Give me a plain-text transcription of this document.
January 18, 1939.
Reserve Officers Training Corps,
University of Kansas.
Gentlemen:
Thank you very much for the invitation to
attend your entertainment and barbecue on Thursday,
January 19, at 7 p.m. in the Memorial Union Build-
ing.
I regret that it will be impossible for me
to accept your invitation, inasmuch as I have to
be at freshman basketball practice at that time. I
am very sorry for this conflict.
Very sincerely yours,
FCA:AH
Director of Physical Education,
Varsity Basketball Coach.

SHORT TASK. Repeat every entry exactly as written above.

COMPLETE OUTPUT.
Give me a plain-text transcription of this document.
January 18, 1939.
Reserve Officers Training Corps,
University of Kansas.
Gentlemen:
Thank you very much for the invitation to
attend your entertainment and barbecue on Thursday,
January 19, at 7 p.m. in the Memorial Union Build-
ing.
I regret that it will be impossible for me
to accept your invitation, inasmuch as I have to
be at freshman basketball practice at that time. I
am very sorry for this conflict.
Very sincerely yours,
FCA:AH
Director of Physical Education,
Varsity Basketball Coach.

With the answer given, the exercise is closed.